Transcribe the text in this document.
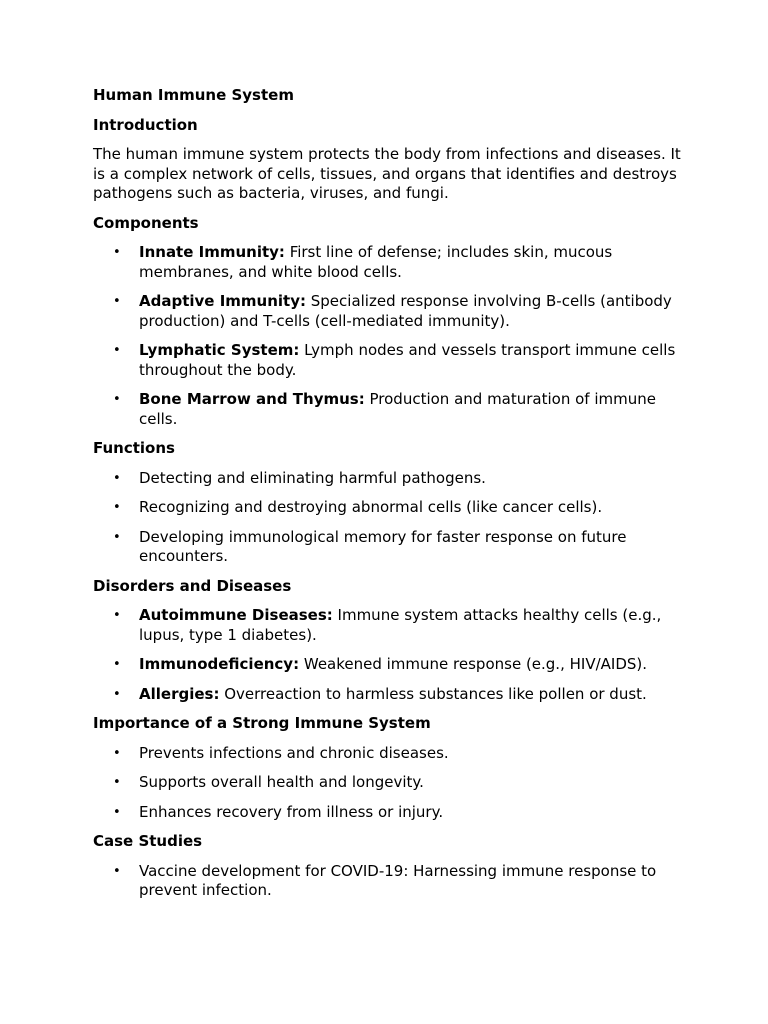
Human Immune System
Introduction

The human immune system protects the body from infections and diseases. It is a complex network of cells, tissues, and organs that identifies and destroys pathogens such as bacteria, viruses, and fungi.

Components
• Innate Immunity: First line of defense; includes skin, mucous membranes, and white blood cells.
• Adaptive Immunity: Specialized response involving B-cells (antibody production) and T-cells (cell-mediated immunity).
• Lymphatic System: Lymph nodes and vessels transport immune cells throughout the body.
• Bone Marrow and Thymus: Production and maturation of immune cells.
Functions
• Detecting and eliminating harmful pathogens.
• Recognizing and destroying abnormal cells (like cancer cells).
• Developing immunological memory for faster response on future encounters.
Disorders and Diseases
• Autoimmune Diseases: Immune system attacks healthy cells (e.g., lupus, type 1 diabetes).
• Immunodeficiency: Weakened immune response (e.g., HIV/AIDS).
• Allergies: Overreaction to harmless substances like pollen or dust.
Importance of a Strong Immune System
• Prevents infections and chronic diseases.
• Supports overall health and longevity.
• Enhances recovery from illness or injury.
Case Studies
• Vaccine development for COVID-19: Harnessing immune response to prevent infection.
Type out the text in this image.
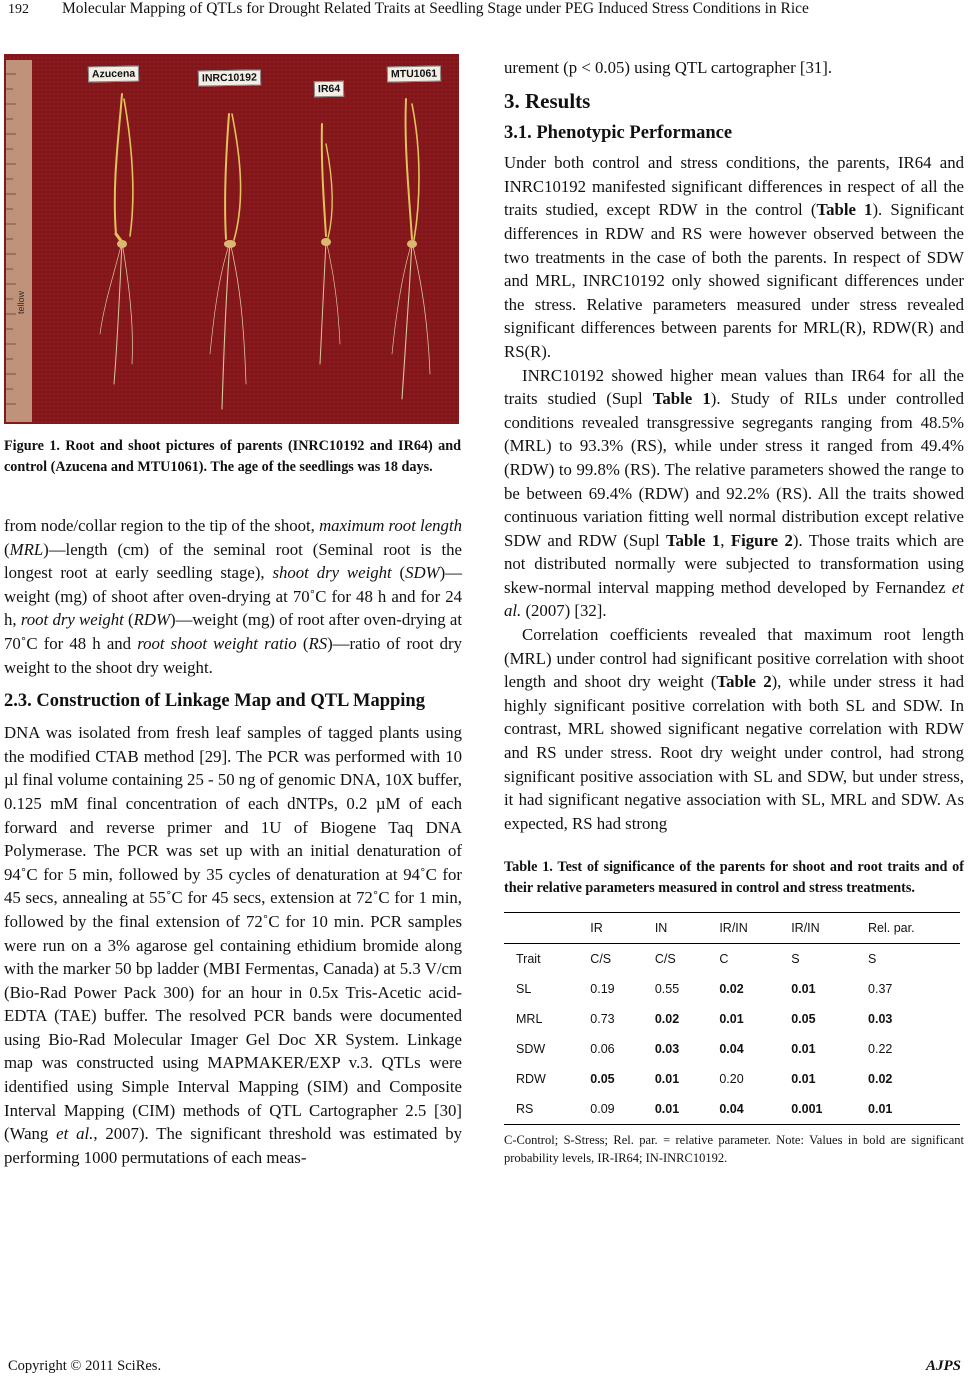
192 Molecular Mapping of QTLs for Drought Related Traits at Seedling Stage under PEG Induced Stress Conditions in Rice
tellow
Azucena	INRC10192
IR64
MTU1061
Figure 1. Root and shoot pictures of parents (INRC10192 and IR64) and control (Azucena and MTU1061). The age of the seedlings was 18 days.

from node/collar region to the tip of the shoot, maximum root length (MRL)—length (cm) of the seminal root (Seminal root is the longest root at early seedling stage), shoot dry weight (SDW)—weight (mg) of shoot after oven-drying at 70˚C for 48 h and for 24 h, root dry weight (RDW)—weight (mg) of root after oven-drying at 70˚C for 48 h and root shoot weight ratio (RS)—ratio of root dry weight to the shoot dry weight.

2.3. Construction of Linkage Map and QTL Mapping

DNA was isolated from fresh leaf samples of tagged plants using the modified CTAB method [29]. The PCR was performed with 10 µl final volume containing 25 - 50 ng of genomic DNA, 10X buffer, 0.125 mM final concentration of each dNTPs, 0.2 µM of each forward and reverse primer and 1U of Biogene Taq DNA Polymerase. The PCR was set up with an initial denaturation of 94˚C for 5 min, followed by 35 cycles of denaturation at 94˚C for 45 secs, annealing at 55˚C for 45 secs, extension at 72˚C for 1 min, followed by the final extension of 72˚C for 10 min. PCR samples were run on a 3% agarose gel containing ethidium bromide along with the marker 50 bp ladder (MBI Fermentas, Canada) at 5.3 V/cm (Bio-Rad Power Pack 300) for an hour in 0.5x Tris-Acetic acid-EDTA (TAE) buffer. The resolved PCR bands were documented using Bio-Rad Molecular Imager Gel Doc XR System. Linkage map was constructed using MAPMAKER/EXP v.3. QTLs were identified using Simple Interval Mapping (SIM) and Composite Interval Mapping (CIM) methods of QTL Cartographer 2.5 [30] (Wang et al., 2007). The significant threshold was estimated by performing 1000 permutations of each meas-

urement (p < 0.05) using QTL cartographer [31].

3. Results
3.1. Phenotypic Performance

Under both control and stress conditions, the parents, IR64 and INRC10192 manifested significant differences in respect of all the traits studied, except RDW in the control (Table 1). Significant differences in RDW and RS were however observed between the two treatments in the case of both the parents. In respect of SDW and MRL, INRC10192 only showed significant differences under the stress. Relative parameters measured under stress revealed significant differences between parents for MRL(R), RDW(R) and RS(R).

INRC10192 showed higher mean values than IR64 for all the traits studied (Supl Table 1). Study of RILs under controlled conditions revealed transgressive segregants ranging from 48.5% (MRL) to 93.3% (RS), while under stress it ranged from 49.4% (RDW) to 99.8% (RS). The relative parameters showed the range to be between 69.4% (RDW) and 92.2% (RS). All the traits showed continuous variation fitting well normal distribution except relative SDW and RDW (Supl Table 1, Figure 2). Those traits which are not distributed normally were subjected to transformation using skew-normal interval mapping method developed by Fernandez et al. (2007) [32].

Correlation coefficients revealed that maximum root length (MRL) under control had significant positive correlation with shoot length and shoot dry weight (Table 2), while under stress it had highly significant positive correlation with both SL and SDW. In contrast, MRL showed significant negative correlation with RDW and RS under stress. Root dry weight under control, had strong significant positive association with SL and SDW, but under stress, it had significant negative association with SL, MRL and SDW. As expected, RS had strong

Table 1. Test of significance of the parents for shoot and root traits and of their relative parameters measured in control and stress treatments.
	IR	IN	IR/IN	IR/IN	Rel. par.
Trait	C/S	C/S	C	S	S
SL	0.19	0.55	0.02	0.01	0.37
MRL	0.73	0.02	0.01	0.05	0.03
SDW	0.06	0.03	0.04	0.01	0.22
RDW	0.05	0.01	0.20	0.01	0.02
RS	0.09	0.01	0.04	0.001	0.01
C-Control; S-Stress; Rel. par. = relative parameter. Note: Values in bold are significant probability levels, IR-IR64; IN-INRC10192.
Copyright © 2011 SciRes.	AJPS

* [EXERCISE]: Count the lines above that contain the word "text". Write only the number.

* [WRITTEN SOLUTION]: 2